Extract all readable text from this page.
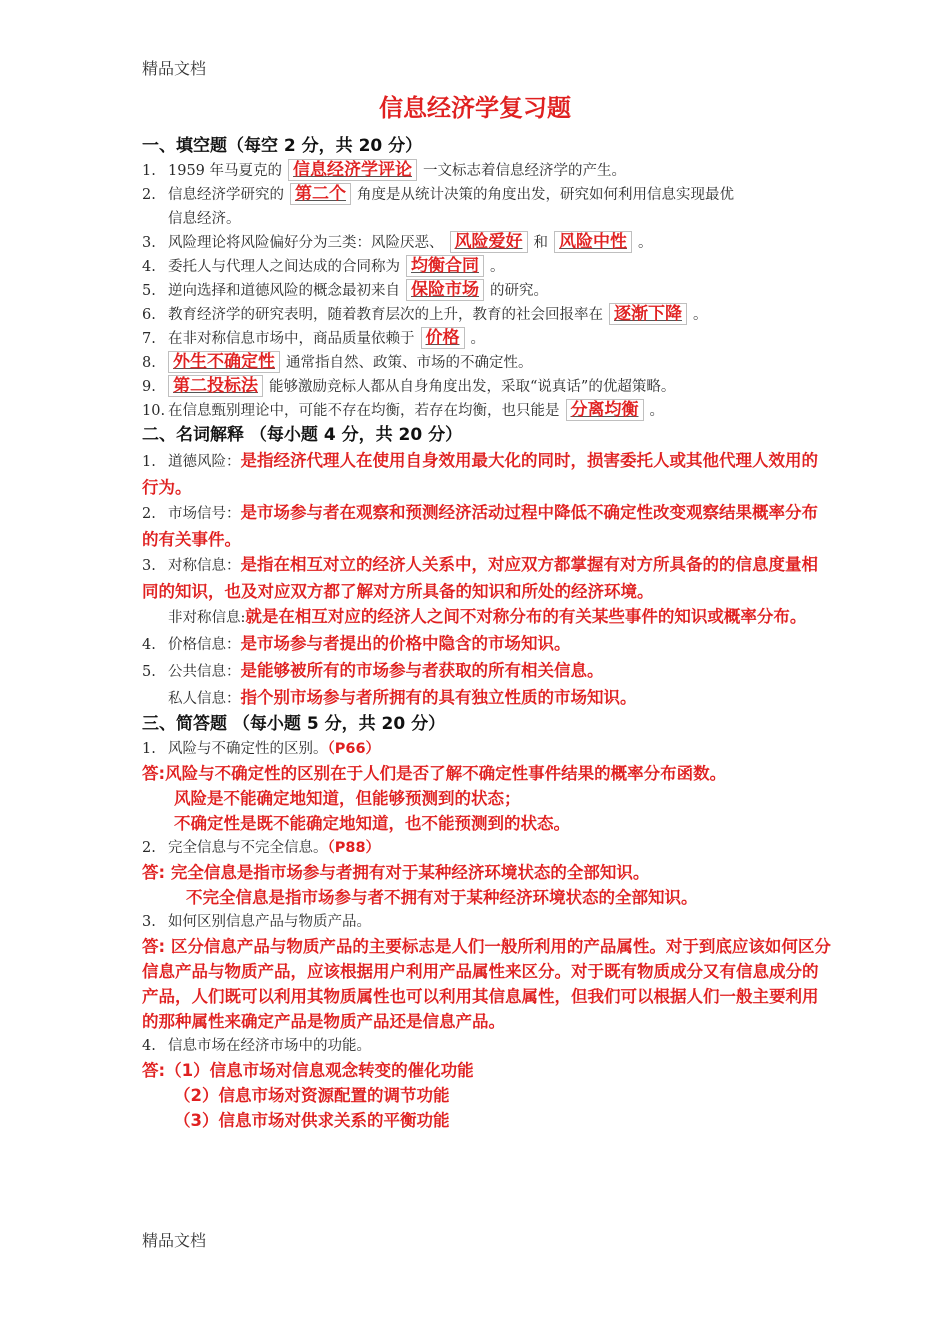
精品文档
信息经济学复习题
一、填空题（每空 2 分，共 20 分）
1. 1959 年马夏克的 信息经济学评论 一文标志着信息经济学的产生。
2. 信息经济学研究的 第二个 角度是从统计决策的角度出发，研究如何利用信息实现最优
信息经济。
3. 风险理论将风险偏好分为三类：风险厌恶、 风险爱好 和 风险中性 。
4. 委托人与代理人之间达成的合同称为 均衡合同 。
5. 逆向选择和道德风险的概念最初来自 保险市场 的研究。
6. 教育经济学的研究表明，随着教育层次的上升，教育的社会回报率在 逐渐下降 。
7. 在非对称信息市场中，商品质量依赖于 价格 。
8. 外生不确定性 通常指自然、政策、市场的不确定性。
9. 第二投标法 能够激励竞标人都从自身角度出发，采取“说真话”的优超策略。
10. 在信息甄别理论中，可能不存在均衡，若存在均衡，也只能是 分离均衡 。
二、名词解释 （每小题 4 分，共 20 分）
1. 道德风险：是指经济代理人在使用自身效用最大化的同时，损害委托人或其他代理人效用的行为。
2. 市场信号：是市场参与者在观察和预测经济活动过程中降低不确定性改变观察结果概率分布的有关事件。
3. 对称信息：是指在相互对立的经济人关系中，对应双方都掌握有对方所具备的的信息度量相同的知识，也及对应双方都了解对方所具备的知识和所处的经济环境。
非对称信息:就是在相互对应的经济人之间不对称分布的有关某些事件的知识或概率分布。
4. 价格信息：是市场参与者提出的价格中隐含的市场知识。
5. 公共信息：是能够被所有的市场参与者获取的所有相关信息。
私人信息：指个别市场参与者所拥有的具有独立性质的市场知识。
三、简答题 （每小题 5 分，共 20 分）
1. 风险与不确定性的区别。（P66）
答:风险与不确定性的区别在于人们是否了解不确定性事件结果的概率分布函数。
风险是不能确定地知道，但能够预测到的状态；
不确定性是既不能确定地知道，也不能预测到的状态。
2. 完全信息与不完全信息。（P88）
答: 完全信息是指市场参与者拥有对于某种经济环境状态的全部知识。
不完全信息是指市场参与者不拥有对于某种经济环境状态的全部知识。
3. 如何区别信息产品与物质产品。
答: 区分信息产品与物质产品的主要标志是人们一般所利用的产品属性。对于到底应该如何区分信息产品与物质产品，应该根据用户利用产品属性来区分。对于既有物质成分又有信息成分的产品，人们既可以利用其物质属性也可以利用其信息属性，但我们可以根据人们一般主要利用的那种属性来确定产品是物质产品还是信息产品。
4. 信息市场在经济市场中的功能。
答:（1）信息市场对信息观念转变的催化功能
（2）信息市场对资源配置的调节功能
（3）信息市场对供求关系的平衡功能
精品文档
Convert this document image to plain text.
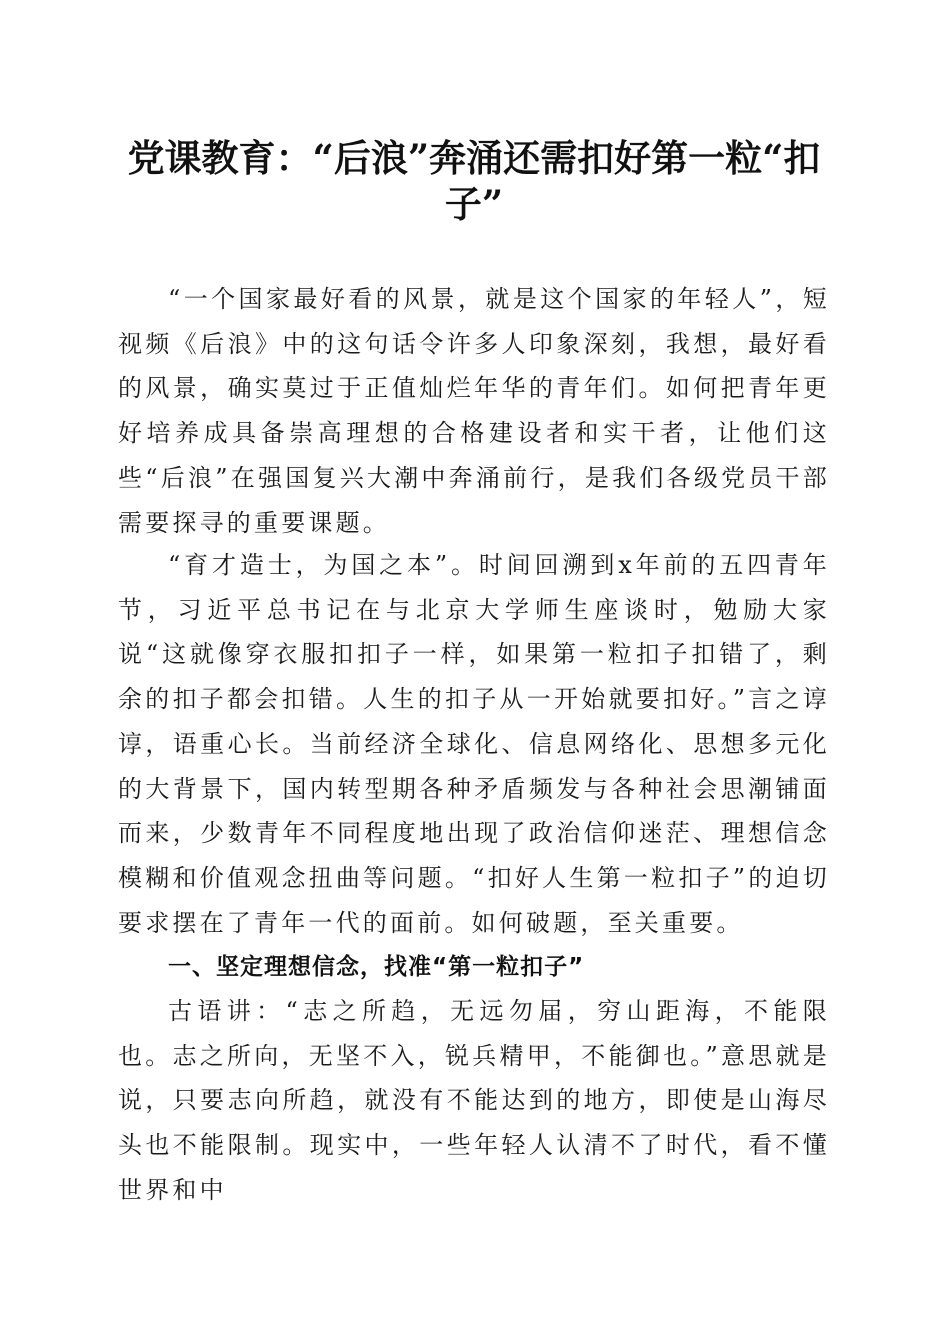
党课教育：“后浪”奔涌还需扣好第一粒“扣子”

“一个国家最好看的风景，就是这个国家的年轻人”，短视频《后浪》中的这句话令许多人印象深刻，我想，最好看的风景，确实莫过于正值灿烂年华的青年们。如何把青年更好培养成具备崇高理想的合格建设者和实干者，让他们这些“后浪”在强国复兴大潮中奔涌前行，是我们各级党员干部需要探寻的重要课题。

“育才造士，为国之本”。时间回溯到x年前的五四青年节，习近平总书记在与北京大学师生座谈时，勉励大家说“这就像穿衣服扣扣子一样，如果第一粒扣子扣错了，剩余的扣子都会扣错。人生的扣子从一开始就要扣好。”言之谆谆，语重心长。当前经济全球化、信息网络化、思想多元化的大背景下，国内转型期各种矛盾频发与各种社会思潮铺面而来，少数青年不同程度地出现了政治信仰迷茫、理想信念模糊和价值观念扭曲等问题。“扣好人生第一粒扣子”的迫切要求摆在了青年一代的面前。如何破题，至关重要。

一、坚定理想信念，找准“第一粒扣子”

古语讲：“志之所趋，无远勿届，穷山距海，不能限也。志之所向，无坚不入，锐兵精甲，不能御也。”意思就是说，只要志向所趋，就没有不能达到的地方，即使是山海尽头也不能限制。现实中，一些年轻人认清不了时代，看不懂世界和中
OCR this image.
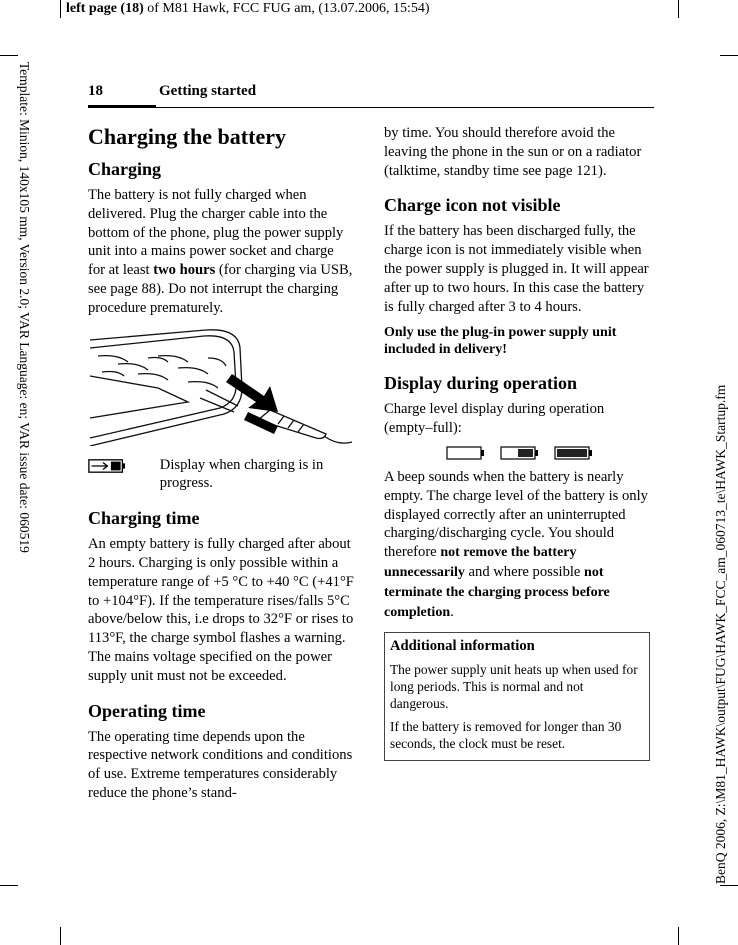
left page (18) of M81 Hawk, FCC FUG am, (13.07.2006, 15:54)
Template: Minion, 140x105 mm, Version 2.0; VAR Language: en; VAR issue date: 060519
BenQ 2006, Z:\M81_HAWK\output\FUG\HAWK_FCC_am_060713_te\HAWK_Startup.fm
18	Getting started
Charging the battery
Charging

The battery is not fully charged when delivered. Plug the charger cable into the bottom of the phone, plug the power supply unit into a mains power socket and charge for at least two hours (for charging via USB, see page 88). Do not interrupt the charging procedure prematurely.

Display when charging is in progress.
Charging time

An empty battery is fully charged after about 2 hours. Charging is only possible within a temperature range of +5 °C to +40 °C (+41°F to +104°F). If the temperature rises/falls 5°C above/below this, i.e drops to 32°F or rises to 113°F, the charge symbol flashes a warning. The mains voltage specified on the power supply unit must not be exceeded.

Operating time

The operating time depends upon the respective network conditions and conditions of use. Extreme temperatures considerably reduce the phone’s stand-

by time. You should therefore avoid the leaving the phone in the sun or on a radiator (talktime, standby time see page 121).

Charge icon not visible

If the battery has been discharged fully, the charge icon is not immediately visible when the power supply is plugged in. It will appear after up to two hours. In this case the battery is fully charged after 3 to 4 hours.

Only use the plug-in power supply unit included in delivery!

Display during operation

Charge level display during operation (empty–full):

A beep sounds when the battery is nearly empty. The charge level of the battery is only displayed correctly after an uninterrupted charging/discharging cycle. You should therefore not remove the battery unnecessarily and where possible not terminate the charging process before completion.

Additional information

The power supply unit heats up when used for long periods. This is normal and not dangerous.

If the battery is removed for longer than 30 seconds, the clock must be reset.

========================================

What needs to be done: Print out the whole of the material word for word, without pictures.

Answer below:
Extract all readable text from this page.
精品文档
信息经济学复习题
一、填空题（每空 2 分，共 20 分）
1. 1959 年马夏克的 信息经济学评论 一文标志着信息经济学的产生。
2. 信息经济学研究的 第二个 角度是从统计决策的角度出发，研究如何利用信息实现最优
信息经济。
3. 风险理论将风险偏好分为三类：风险厌恶、 风险爱好 和 风险中性 。
4. 委托人与代理人之间达成的合同称为 均衡合同 。
5. 逆向选择和道德风险的概念最初来自 保险市场 的研究。
6. 教育经济学的研究表明，随着教育层次的上升，教育的社会回报率在 逐渐下降 。
7. 在非对称信息市场中，商品质量依赖于 价格 。
8. 外生不确定性 通常指自然、政策、市场的不确定性。
9. 第二投标法 能够激励竞标人都从自身角度出发，采取“说真话”的优超策略。
10. 在信息甄别理论中，可能不存在均衡，若存在均衡，也只能是 分离均衡 。
二、名词解释 （每小题 4 分，共 20 分）
1. 道德风险：是指经济代理人在使用自身效用最大化的同时，损害委托人或其他代理人效用的行为。
2. 市场信号：是市场参与者在观察和预测经济活动过程中降低不确定性改变观察结果概率分布的有关事件。
3. 对称信息：是指在相互对立的经济人关系中，对应双方都掌握有对方所具备的的信息度量相同的知识，也及对应双方都了解对方所具备的知识和所处的经济环境。
非对称信息:就是在相互对应的经济人之间不对称分布的有关某些事件的知识或概率分布。
4. 价格信息：是市场参与者提出的价格中隐含的市场知识。
5. 公共信息：是能够被所有的市场参与者获取的所有相关信息。
私人信息：指个别市场参与者所拥有的具有独立性质的市场知识。
三、简答题 （每小题 5 分，共 20 分）
1. 风险与不确定性的区别。（P66）
答:风险与不确定性的区别在于人们是否了解不确定性事件结果的概率分布函数。
风险是不能确定地知道，但能够预测到的状态；
不确定性是既不能确定地知道，也不能预测到的状态。
2. 完全信息与不完全信息。（P88）
答: 完全信息是指市场参与者拥有对于某种经济环境状态的全部知识。
不完全信息是指市场参与者不拥有对于某种经济环境状态的全部知识。
3. 如何区别信息产品与物质产品。
答: 区分信息产品与物质产品的主要标志是人们一般所利用的产品属性。对于到底应该如何区分信息产品与物质产品，应该根据用户利用产品属性来区分。对于既有物质成分又有信息成分的产品，人们既可以利用其物质属性也可以利用其信息属性，但我们可以根据人们一般主要利用的那种属性来确定产品是物质产品还是信息产品。
4. 信息市场在经济市场中的功能。
答:（1）信息市场对信息观念转变的催化功能
（2）信息市场对资源配置的调节功能
（3）信息市场对供求关系的平衡功能
精品文档
Convert this document image to plain text.
党课教育：“后浪”奔涌还需扣好第一粒“扣子”

“一个国家最好看的风景，就是这个国家的年轻人”，短视频《后浪》中的这句话令许多人印象深刻，我想，最好看的风景，确实莫过于正值灿烂年华的青年们。如何把青年更好培养成具备崇高理想的合格建设者和实干者，让他们这些“后浪”在强国复兴大潮中奔涌前行，是我们各级党员干部需要探寻的重要课题。

“育才造士，为国之本”。时间回溯到x年前的五四青年节，习近平总书记在与北京大学师生座谈时，勉励大家说“这就像穿衣服扣扣子一样，如果第一粒扣子扣错了，剩余的扣子都会扣错。人生的扣子从一开始就要扣好。”言之谆谆，语重心长。当前经济全球化、信息网络化、思想多元化的大背景下，国内转型期各种矛盾频发与各种社会思潮铺面而来，少数青年不同程度地出现了政治信仰迷茫、理想信念模糊和价值观念扭曲等问题。“扣好人生第一粒扣子”的迫切要求摆在了青年一代的面前。如何破题，至关重要。

一、坚定理想信念，找准“第一粒扣子”

古语讲：“志之所趋，无远勿届，穷山距海，不能限也。志之所向，无坚不入，锐兵精甲，不能御也。”意思就是说，只要志向所趋，就没有不能达到的地方，即使是山海尽头也不能限制。现实中，一些年轻人认清不了时代，看不懂世界和中
OCR this image.
left page (18) of M81 Hawk, FCC FUG am, (13.07.2006, 15:54)
Template: Minion, 140x105 mm, Version 2.0; VAR Language: en; VAR issue date: 060519
BenQ 2006, Z:\M81_HAWK\output\FUG\HAWK_FCC_am_060713_te\HAWK_Startup.fm
18	Getting started
Charging the battery
Charging

The battery is not fully charged when delivered. Plug the charger cable into the bottom of the phone, plug the power supply unit into a mains power socket and charge for at least two hours (for charging via USB, see page 88). Do not interrupt the charging procedure prematurely.

Display when charging is in progress.
Charging time

An empty battery is fully charged after about 2 hours. Charging is only possible within a temperature range of +5 °C to +40 °C (+41°F to +104°F). If the temperature rises/falls 5°C above/below this, i.e drops to 32°F or rises to 113°F, the charge symbol flashes a warning. The mains voltage specified on the power supply unit must not be exceeded.

Operating time

The operating time depends upon the respective network conditions and conditions of use. Extreme temperatures considerably reduce the phone’s stand-

by time. You should therefore avoid the leaving the phone in the sun or on a radiator (talktime, standby time see page 121).

Charge icon not visible

If the battery has been discharged fully, the charge icon is not immediately visible when the power supply is plugged in. It will appear after up to two hours. In this case the battery is fully charged after 3 to 4 hours.

Only use the plug-in power supply unit included in delivery!

Display during operation

Charge level display during operation (empty–full):

A beep sounds when the battery is nearly empty. The charge level of the battery is only displayed correctly after an uninterrupted charging/discharging cycle. You should therefore not remove the battery unnecessarily and where possible not terminate the charging process before completion.

Additional information

The power supply unit heats up when used for long periods. This is normal and not dangerous.

If the battery is removed for longer than 30 seconds, the clock must be reset.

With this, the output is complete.